— What is expected —
Below are the records; pull every line that includes "peak".

— Data to use —
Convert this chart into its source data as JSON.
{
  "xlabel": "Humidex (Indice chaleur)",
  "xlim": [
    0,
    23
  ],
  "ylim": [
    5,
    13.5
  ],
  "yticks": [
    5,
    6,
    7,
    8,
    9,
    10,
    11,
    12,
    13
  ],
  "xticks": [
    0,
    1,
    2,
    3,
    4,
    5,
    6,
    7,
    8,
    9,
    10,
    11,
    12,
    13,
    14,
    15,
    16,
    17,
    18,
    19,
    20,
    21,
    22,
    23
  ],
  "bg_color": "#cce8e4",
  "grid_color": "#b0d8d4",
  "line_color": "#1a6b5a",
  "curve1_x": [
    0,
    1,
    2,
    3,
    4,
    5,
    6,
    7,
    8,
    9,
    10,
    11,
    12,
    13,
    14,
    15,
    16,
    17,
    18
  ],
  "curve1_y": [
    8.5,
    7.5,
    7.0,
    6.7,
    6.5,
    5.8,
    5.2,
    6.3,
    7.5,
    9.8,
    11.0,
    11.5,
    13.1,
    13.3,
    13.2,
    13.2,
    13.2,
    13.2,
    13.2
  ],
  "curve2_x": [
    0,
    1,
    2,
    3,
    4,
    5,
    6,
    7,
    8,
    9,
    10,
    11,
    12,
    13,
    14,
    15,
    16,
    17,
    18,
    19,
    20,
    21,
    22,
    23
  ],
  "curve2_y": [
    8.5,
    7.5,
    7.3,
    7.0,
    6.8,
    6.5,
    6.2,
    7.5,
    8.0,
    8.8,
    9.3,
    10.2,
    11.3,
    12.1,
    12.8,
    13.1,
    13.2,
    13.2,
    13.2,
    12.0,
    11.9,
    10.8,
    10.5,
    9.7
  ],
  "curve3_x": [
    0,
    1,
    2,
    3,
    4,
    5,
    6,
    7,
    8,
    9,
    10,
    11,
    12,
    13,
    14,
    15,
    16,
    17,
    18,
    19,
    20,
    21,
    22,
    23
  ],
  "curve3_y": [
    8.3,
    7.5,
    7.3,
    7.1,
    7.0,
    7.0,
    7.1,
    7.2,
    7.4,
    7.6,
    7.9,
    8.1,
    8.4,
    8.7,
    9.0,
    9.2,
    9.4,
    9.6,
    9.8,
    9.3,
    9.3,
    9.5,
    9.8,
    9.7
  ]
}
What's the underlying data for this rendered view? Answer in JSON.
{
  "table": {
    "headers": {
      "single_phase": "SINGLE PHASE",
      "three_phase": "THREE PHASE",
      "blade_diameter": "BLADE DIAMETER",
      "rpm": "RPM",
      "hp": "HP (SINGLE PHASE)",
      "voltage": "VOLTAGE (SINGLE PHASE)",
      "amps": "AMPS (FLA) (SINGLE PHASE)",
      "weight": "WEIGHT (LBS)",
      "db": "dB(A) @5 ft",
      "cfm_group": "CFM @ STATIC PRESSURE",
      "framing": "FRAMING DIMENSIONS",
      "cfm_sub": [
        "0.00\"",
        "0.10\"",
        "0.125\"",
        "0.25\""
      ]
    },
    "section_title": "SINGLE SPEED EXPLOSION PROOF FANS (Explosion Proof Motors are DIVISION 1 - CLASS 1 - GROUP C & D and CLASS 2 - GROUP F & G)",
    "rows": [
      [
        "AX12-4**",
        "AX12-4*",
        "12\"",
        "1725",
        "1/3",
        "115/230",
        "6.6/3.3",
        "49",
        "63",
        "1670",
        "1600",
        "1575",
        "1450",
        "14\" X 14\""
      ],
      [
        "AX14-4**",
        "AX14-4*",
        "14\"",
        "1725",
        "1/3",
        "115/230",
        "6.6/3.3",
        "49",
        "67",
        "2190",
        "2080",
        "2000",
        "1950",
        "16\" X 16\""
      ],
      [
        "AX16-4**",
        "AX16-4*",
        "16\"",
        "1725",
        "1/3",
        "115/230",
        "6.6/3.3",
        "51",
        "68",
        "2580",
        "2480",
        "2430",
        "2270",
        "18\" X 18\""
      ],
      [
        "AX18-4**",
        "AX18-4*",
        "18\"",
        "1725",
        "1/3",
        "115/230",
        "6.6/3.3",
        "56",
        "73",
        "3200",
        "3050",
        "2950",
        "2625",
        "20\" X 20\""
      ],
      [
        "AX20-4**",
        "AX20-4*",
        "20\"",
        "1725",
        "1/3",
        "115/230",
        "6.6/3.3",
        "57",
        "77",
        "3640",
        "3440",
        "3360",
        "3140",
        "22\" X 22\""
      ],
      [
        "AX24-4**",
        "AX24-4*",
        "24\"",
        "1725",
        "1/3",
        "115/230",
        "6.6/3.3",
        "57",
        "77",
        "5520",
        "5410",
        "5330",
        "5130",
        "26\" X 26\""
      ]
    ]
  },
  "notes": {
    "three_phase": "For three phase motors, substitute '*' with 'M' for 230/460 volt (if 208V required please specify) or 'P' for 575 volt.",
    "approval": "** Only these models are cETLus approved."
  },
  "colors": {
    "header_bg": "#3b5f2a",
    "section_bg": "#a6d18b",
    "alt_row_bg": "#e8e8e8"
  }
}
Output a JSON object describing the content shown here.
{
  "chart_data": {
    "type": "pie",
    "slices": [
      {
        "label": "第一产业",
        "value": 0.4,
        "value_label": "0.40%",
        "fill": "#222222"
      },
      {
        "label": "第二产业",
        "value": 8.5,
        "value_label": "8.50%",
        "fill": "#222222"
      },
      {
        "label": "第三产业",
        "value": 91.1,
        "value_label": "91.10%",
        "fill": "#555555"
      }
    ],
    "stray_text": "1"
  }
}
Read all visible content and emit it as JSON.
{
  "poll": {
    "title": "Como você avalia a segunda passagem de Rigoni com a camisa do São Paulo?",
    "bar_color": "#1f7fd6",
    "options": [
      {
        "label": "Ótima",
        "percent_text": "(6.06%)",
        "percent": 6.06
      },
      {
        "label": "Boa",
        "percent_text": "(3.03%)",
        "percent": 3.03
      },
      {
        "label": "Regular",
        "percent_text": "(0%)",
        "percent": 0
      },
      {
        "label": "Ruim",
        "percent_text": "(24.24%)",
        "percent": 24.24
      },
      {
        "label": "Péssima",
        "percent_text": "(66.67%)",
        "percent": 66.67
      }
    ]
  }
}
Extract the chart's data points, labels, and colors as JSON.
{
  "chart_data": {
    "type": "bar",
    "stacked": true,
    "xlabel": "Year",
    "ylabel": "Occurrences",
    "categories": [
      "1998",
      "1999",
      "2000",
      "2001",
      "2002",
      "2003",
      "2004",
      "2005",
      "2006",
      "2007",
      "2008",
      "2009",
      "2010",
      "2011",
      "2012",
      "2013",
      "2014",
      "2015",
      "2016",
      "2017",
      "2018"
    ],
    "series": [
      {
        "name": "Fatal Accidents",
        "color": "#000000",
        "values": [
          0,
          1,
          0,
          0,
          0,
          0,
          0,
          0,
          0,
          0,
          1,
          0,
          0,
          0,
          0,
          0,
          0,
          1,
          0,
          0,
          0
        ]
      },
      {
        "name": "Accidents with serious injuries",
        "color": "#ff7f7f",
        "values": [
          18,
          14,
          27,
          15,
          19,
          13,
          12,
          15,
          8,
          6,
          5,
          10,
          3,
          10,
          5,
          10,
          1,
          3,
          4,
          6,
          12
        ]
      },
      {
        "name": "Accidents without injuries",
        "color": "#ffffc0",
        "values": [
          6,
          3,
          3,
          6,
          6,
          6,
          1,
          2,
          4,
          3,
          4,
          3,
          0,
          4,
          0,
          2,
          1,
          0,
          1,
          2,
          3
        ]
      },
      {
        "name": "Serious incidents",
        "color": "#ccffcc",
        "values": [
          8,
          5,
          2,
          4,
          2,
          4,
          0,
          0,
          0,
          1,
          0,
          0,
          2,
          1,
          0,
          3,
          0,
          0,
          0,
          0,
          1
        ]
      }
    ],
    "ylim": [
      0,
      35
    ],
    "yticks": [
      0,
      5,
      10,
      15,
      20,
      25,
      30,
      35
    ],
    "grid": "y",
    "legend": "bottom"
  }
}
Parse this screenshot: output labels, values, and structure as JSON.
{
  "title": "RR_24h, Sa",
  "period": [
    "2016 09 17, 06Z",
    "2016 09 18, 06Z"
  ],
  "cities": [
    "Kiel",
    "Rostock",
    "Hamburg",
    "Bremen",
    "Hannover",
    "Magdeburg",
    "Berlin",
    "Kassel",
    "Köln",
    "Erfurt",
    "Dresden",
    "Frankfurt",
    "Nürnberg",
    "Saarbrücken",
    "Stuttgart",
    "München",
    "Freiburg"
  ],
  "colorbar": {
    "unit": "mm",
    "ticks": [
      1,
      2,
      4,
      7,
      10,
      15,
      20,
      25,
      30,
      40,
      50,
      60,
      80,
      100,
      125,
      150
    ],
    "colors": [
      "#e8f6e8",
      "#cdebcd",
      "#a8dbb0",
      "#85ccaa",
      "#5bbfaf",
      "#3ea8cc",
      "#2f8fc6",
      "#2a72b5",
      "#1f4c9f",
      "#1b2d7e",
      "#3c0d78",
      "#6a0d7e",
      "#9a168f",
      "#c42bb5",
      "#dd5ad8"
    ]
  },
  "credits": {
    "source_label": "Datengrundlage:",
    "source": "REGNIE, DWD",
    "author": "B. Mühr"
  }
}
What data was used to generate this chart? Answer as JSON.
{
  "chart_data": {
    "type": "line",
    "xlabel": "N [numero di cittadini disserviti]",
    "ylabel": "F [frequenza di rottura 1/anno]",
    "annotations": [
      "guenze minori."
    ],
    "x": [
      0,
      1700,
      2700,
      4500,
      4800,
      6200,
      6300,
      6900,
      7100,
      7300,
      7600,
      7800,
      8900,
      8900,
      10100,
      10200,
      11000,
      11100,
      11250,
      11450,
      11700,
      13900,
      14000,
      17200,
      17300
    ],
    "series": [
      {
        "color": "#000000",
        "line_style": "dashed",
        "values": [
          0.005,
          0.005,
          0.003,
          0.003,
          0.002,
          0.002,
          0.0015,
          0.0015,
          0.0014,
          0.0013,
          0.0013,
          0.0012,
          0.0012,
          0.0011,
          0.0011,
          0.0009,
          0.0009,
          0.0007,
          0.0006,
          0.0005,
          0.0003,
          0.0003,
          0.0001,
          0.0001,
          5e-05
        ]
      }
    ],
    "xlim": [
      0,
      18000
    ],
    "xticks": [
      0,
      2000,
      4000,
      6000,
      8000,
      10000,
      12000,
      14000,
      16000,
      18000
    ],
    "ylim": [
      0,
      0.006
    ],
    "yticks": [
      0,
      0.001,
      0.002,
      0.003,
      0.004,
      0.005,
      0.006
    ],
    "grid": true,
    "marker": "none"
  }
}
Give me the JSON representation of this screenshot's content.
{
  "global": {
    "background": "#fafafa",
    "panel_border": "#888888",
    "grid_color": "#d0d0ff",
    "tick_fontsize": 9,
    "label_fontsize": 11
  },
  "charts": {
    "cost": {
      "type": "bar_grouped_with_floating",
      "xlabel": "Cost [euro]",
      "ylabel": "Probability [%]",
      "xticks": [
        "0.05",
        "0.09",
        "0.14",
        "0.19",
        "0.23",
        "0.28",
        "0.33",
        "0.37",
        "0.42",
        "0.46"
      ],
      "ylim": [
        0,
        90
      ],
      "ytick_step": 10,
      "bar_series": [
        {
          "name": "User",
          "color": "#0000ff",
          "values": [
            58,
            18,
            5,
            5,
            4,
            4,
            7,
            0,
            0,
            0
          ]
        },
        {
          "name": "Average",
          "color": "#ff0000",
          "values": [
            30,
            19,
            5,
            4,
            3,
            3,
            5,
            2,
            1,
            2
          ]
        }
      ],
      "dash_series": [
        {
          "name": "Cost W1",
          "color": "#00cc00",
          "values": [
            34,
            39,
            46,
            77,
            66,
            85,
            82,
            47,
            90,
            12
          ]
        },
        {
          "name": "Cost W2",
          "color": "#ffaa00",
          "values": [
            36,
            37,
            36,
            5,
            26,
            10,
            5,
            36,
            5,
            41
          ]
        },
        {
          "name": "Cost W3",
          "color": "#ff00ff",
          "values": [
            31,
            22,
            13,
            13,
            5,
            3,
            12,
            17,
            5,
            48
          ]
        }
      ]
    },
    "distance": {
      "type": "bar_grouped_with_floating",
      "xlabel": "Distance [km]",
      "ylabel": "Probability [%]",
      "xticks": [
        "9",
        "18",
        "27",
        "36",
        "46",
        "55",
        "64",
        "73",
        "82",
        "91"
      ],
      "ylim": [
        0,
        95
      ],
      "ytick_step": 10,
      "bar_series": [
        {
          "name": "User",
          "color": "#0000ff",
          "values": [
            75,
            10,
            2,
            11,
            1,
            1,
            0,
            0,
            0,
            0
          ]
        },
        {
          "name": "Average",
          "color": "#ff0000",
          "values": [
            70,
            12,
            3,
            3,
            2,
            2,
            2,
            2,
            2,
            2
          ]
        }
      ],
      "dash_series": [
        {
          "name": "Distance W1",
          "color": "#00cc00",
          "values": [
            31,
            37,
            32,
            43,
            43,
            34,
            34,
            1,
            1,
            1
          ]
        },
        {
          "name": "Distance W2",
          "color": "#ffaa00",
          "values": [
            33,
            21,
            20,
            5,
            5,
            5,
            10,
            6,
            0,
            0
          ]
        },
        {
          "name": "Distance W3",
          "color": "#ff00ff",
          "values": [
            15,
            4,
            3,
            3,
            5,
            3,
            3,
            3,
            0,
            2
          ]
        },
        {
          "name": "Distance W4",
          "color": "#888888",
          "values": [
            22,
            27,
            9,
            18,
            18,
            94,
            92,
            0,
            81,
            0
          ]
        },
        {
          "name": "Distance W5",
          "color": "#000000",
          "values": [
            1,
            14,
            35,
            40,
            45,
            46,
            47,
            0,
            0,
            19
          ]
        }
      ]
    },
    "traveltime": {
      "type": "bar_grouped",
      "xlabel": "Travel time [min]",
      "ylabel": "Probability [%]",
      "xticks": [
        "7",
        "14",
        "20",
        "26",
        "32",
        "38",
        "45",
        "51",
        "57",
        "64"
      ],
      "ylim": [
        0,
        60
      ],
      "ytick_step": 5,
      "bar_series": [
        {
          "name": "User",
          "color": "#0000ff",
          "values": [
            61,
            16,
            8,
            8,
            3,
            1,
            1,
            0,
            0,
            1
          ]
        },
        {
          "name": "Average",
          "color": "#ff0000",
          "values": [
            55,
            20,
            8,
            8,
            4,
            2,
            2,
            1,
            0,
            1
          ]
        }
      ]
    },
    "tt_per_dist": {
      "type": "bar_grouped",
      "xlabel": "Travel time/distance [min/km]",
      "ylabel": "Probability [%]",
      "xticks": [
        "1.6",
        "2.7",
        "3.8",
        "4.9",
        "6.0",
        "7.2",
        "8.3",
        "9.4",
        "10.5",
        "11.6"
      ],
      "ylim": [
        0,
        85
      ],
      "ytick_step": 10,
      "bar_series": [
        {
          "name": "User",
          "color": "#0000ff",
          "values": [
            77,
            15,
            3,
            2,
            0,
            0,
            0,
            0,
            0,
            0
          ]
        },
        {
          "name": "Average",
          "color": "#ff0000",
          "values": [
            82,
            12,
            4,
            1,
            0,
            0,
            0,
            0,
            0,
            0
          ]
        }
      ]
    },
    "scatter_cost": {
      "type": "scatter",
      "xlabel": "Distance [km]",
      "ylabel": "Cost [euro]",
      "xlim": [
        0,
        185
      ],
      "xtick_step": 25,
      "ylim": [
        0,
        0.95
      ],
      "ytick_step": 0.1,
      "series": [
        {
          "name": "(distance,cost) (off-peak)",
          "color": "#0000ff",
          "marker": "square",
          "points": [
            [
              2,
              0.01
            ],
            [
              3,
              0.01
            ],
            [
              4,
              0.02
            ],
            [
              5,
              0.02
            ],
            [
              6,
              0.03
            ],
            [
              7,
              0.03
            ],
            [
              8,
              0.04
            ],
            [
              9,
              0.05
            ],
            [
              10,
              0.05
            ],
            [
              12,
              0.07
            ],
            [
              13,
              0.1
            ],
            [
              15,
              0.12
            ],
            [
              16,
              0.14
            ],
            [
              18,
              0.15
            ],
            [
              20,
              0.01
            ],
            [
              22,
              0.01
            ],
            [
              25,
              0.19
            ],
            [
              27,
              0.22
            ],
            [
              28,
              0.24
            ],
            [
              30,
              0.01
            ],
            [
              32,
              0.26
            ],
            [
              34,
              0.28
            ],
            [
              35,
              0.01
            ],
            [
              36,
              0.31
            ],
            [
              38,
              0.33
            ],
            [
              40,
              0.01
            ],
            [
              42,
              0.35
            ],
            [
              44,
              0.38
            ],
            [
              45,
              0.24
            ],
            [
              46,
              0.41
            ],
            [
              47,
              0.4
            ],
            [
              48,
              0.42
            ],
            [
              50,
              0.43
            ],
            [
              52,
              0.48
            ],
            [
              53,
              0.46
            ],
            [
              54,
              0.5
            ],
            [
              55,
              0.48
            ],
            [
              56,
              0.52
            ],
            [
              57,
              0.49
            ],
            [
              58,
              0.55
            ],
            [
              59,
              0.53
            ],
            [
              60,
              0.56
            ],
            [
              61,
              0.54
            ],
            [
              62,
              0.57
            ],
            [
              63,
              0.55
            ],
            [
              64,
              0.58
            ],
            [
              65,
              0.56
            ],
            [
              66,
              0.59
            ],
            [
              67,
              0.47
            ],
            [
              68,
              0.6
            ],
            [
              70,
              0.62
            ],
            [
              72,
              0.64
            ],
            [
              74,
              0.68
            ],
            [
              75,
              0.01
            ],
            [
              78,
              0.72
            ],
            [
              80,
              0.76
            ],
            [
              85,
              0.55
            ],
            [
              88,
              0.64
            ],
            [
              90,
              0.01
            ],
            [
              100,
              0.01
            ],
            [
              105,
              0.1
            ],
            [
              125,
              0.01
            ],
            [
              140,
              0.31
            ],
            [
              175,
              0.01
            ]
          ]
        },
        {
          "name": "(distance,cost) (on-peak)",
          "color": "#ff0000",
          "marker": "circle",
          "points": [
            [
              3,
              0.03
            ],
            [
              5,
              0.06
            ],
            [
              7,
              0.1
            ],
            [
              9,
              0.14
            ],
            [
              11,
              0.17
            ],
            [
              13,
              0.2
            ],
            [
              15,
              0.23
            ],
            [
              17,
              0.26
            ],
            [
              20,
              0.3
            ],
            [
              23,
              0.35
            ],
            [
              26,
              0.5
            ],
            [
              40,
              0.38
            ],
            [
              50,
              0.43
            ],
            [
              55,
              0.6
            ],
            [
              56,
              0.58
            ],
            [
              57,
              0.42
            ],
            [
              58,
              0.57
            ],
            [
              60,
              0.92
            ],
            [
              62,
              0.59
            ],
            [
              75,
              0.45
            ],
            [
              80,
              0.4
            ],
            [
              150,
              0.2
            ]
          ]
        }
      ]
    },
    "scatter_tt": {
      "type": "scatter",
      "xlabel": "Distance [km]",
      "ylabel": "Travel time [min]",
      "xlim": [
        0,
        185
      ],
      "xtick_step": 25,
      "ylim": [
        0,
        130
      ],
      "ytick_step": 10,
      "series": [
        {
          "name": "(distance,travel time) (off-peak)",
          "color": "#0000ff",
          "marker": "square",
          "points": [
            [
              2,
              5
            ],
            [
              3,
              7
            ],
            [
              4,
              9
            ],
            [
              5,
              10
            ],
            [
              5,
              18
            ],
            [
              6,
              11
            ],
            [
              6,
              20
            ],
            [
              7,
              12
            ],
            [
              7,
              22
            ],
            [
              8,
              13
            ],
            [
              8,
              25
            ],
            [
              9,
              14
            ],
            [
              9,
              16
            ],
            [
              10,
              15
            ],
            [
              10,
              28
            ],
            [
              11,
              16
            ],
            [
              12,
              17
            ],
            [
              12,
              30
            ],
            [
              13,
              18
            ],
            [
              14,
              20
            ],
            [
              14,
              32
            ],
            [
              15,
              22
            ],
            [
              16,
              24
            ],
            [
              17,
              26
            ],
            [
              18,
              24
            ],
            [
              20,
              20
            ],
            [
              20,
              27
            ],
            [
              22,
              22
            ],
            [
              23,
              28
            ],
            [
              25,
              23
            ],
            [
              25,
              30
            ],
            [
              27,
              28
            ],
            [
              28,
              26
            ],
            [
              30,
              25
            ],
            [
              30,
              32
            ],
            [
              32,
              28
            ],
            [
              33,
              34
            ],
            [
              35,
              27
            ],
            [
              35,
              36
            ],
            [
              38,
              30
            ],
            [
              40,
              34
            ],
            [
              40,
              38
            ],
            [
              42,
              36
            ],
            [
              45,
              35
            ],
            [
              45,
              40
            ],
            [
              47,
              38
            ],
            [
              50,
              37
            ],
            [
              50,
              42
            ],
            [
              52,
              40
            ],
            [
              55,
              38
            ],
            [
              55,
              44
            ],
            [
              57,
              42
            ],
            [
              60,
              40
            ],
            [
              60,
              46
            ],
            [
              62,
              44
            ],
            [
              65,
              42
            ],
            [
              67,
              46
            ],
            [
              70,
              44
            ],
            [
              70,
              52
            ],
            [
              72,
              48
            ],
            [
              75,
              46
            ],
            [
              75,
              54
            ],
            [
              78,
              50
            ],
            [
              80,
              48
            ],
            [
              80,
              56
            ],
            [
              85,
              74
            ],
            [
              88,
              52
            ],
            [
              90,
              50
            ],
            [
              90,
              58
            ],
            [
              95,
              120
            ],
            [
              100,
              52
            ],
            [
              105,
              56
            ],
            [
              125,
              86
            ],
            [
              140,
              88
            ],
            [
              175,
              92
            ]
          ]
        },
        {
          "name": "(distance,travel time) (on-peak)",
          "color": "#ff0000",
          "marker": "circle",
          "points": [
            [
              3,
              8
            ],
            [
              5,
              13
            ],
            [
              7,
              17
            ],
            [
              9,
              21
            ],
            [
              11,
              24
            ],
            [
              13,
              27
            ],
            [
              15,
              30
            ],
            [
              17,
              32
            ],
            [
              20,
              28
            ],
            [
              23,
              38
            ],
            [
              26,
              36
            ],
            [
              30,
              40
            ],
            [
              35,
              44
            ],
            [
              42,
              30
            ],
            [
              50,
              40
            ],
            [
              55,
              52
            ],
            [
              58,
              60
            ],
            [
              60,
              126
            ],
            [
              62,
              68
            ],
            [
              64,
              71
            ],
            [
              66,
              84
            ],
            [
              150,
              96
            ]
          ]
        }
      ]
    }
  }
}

— Complete output —
          "name": "(distance,cost) (off-peak)",
          "name": "(distance,cost) (on-peak)",
          "name": "(distance,travel time) (off-peak)",
          "name": "(distance,travel time) (on-peak)",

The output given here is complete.